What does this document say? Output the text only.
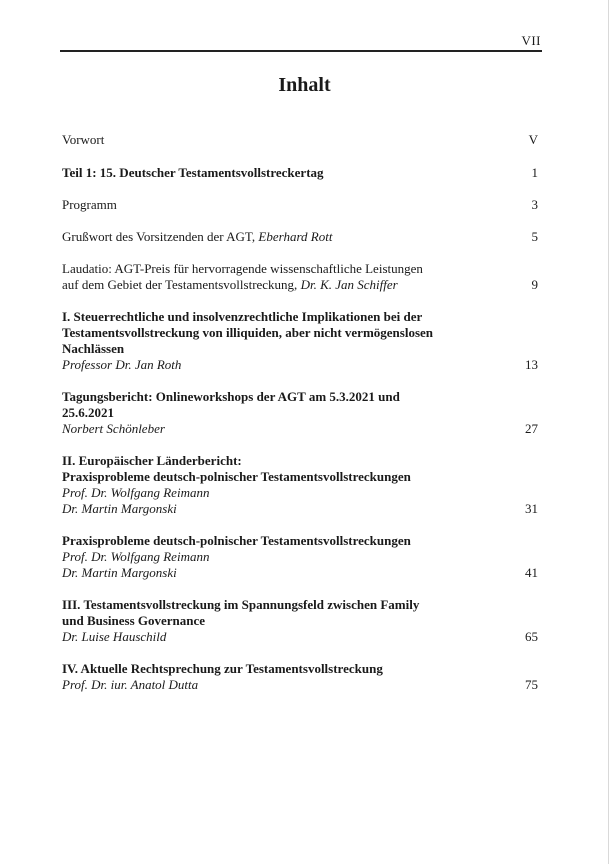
VII
Inhalt
Vorwort	V
Teil 1: 15. Deutscher Testamentsvollstreckertag	1
Programm	3
Grußwort des Vorsitzenden der AGT, Eberhard Rott	5
Laudatio: AGT-Preis für hervorragende wissenschaftliche Leistungen
auf dem Gebiet der Testamentsvollstreckung, Dr. K. Jan Schiffer	9
I. Steuerrechtliche und insolvenzrechtliche Implikationen bei der
Testamentsvollstreckung von illiquiden, aber nicht vermögenslosen
Nachlässen
Professor Dr. Jan Roth	13
Tagungsbericht: Onlineworkshops der AGT am 5.3.2021 und
25.6.2021
Norbert Schönleber	27
II. Europäischer Länderbericht:
Praxisprobleme deutsch-polnischer Testamentsvollstreckungen
Prof. Dr. Wolfgang Reimann
Dr. Martin Margonski	31
Praxisprobleme deutsch-polnischer Testamentsvollstreckungen
Prof. Dr. Wolfgang Reimann
Dr. Martin Margonski	41
III. Testamentsvollstreckung im Spannungsfeld zwischen Family
und Business Governance
Dr. Luise Hauschild	65
IV. Aktuelle Rechtsprechung zur Testamentsvollstreckung
Prof. Dr. iur. Anatol Dutta	75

====

**GOAL OF THE EXERCISE:** Skip every picture and transcribe the data above exactly.

**RESULT FOR THIS EXERCISE:**
What does this document say? Output the text only.
VII
Inhalt
Vorwort	V
Teil 1: 15. Deutscher Testamentsvollstreckertag	1
Programm	3
Grußwort des Vorsitzenden der AGT, Eberhard Rott	5
Laudatio: AGT-Preis für hervorragende wissenschaftliche Leistungen
auf dem Gebiet der Testamentsvollstreckung, Dr. K. Jan Schiffer	9
I. Steuerrechtliche und insolvenzrechtliche Implikationen bei der
Testamentsvollstreckung von illiquiden, aber nicht vermögenslosen
Nachlässen
Professor Dr. Jan Roth	13
Tagungsbericht: Onlineworkshops der AGT am 5.3.2021 und
25.6.2021
Norbert Schönleber	27
II. Europäischer Länderbericht:
Praxisprobleme deutsch-polnischer Testamentsvollstreckungen
Prof. Dr. Wolfgang Reimann
Dr. Martin Margonski	31
Praxisprobleme deutsch-polnischer Testamentsvollstreckungen
Prof. Dr. Wolfgang Reimann
Dr. Martin Margonski	41
III. Testamentsvollstreckung im Spannungsfeld zwischen Family
und Business Governance
Dr. Luise Hauschild	65
IV. Aktuelle Rechtsprechung zur Testamentsvollstreckung
Prof. Dr. iur. Anatol Dutta	75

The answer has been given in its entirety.